┌────────
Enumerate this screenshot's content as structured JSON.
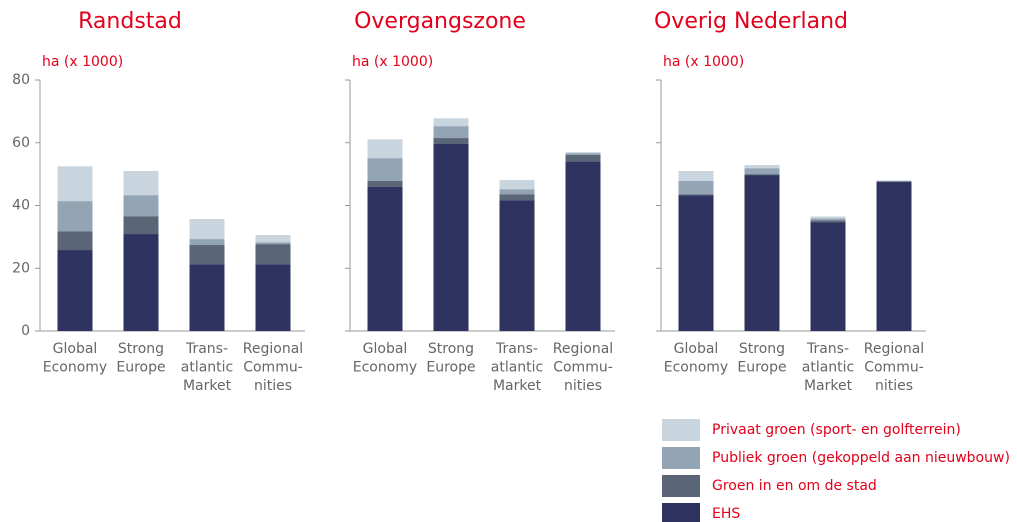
{
  "chart_data": [
    {
      "type": "bar",
      "stacked": true,
      "title": "Randstad",
      "y_label": "ha (x 1000)",
      "categories": [
        [
          "Global",
          "Economy"
        ],
        [
          "Strong",
          "Europe"
        ],
        [
          "Trans-",
          "atlantic",
          "Market"
        ],
        [
          "Regional",
          "Commu-",
          "nities"
        ]
      ],
      "ylim": [
        0,
        80
      ],
      "yticks": [
        0,
        20,
        40,
        60,
        80
      ],
      "series": [
        {
          "values": [
            25.8,
            30.9,
            21.3,
            21.3
          ]
        },
        {
          "values": [
            6,
            5.7,
            6.1,
            6.4
          ]
        },
        {
          "values": [
            9.6,
            6.7,
            1.9,
            0.6
          ]
        },
        {
          "values": [
            11.1,
            7.7,
            6.4,
            2.3
          ]
        }
      ]
    },
    {
      "type": "bar",
      "stacked": true,
      "title": "Overgangszone",
      "y_label": "ha (x 1000)",
      "categories": [
        [
          "Global",
          "Economy"
        ],
        [
          "Strong",
          "Europe"
        ],
        [
          "Trans-",
          "atlantic",
          "Market"
        ],
        [
          "Regional",
          "Commu-",
          "nities"
        ]
      ],
      "ylim": [
        0,
        80
      ],
      "series": [
        {
          "values": [
            45.9,
            59.6,
            41.7,
            54.1
          ]
        },
        {
          "values": [
            1.9,
            1.9,
            1.9,
            2
          ]
        },
        {
          "values": [
            7.3,
            3.8,
            1.6,
            0.6
          ]
        },
        {
          "values": [
            6,
            2.5,
            2.9,
            0.3
          ]
        }
      ]
    },
    {
      "type": "bar",
      "stacked": true,
      "title": "Overig Nederland",
      "y_label": "ha (x 1000)",
      "categories": [
        [
          "Global",
          "Economy"
        ],
        [
          "Strong",
          "Europe"
        ],
        [
          "Trans-",
          "atlantic",
          "Market"
        ],
        [
          "Regional",
          "Commu-",
          "nities"
        ]
      ],
      "ylim": [
        0,
        80
      ],
      "series": [
        {
          "values": [
            43.3,
            49.7,
            34.7,
            47.5
          ]
        },
        {
          "values": [
            0.3,
            0.3,
            0.6,
            0.2
          ]
        },
        {
          "values": [
            4.2,
            1.9,
            0.6,
            0.2
          ]
        },
        {
          "values": [
            3.2,
            1,
            0.6,
            0.1
          ]
        }
      ]
    }
  ],
  "legend": [
    {
      "name": "EHS",
      "color": "#2e3360"
    },
    {
      "name": "Groen in en om de stad",
      "color": "#5a6678"
    },
    {
      "name": "Publiek groen (gekoppeld aan nieuwbouw)",
      "color": "#93a5b5"
    },
    {
      "name": "Privaat groen (sport- en golfterrein)",
      "color": "#c9d5de"
    }
  ]
}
└────────
EXERCISE REQUIREMENTS - Except for the pictures, reproduce every line exactly.

ANSWER FOR THE TASK -
Enumerate this screenshot's content as structured JSON.
{
  "chart_data": [
    {
      "type": "bar",
      "stacked": true,
      "title": "Randstad",
      "y_label": "ha (x 1000)",
      "categories": [
        [
          "Global",
          "Economy"
        ],
        [
          "Strong",
          "Europe"
        ],
        [
          "Trans-",
          "atlantic",
          "Market"
        ],
        [
          "Regional",
          "Commu-",
          "nities"
        ]
      ],
      "ylim": [
        0,
        80
      ],
      "yticks": [
        0,
        20,
        40,
        60,
        80
      ],
      "series": [
        {
          "values": [
            25.8,
            30.9,
            21.3,
            21.3
          ]
        },
        {
          "values": [
            6,
            5.7,
            6.1,
            6.4
          ]
        },
        {
          "values": [
            9.6,
            6.7,
            1.9,
            0.6
          ]
        },
        {
          "values": [
            11.1,
            7.7,
            6.4,
            2.3
          ]
        }
      ]
    },
    {
      "type": "bar",
      "stacked": true,
      "title": "Overgangszone",
      "y_label": "ha (x 1000)",
      "categories": [
        [
          "Global",
          "Economy"
        ],
        [
          "Strong",
          "Europe"
        ],
        [
          "Trans-",
          "atlantic",
          "Market"
        ],
        [
          "Regional",
          "Commu-",
          "nities"
        ]
      ],
      "ylim": [
        0,
        80
      ],
      "series": [
        {
          "values": [
            45.9,
            59.6,
            41.7,
            54.1
          ]
        },
        {
          "values": [
            1.9,
            1.9,
            1.9,
            2
          ]
        },
        {
          "values": [
            7.3,
            3.8,
            1.6,
            0.6
          ]
        },
        {
          "values": [
            6,
            2.5,
            2.9,
            0.3
          ]
        }
      ]
    },
    {
      "type": "bar",
      "stacked": true,
      "title": "Overig Nederland",
      "y_label": "ha (x 1000)",
      "categories": [
        [
          "Global",
          "Economy"
        ],
        [
          "Strong",
          "Europe"
        ],
        [
          "Trans-",
          "atlantic",
          "Market"
        ],
        [
          "Regional",
          "Commu-",
          "nities"
        ]
      ],
      "ylim": [
        0,
        80
      ],
      "series": [
        {
          "values": [
            43.3,
            49.7,
            34.7,
            47.5
          ]
        },
        {
          "values": [
            0.3,
            0.3,
            0.6,
            0.2
          ]
        },
        {
          "values": [
            4.2,
            1.9,
            0.6,
            0.2
          ]
        },
        {
          "values": [
            3.2,
            1,
            0.6,
            0.1
          ]
        }
      ]
    }
  ],
  "legend": [
    {
      "name": "EHS",
      "color": "#2e3360"
    },
    {
      "name": "Groen in en om de stad",
      "color": "#5a6678"
    },
    {
      "name": "Publiek groen (gekoppeld aan nieuwbouw)",
      "color": "#93a5b5"
    },
    {
      "name": "Privaat groen (sport- en golfterrein)",
      "color": "#c9d5de"
    }
  ]
}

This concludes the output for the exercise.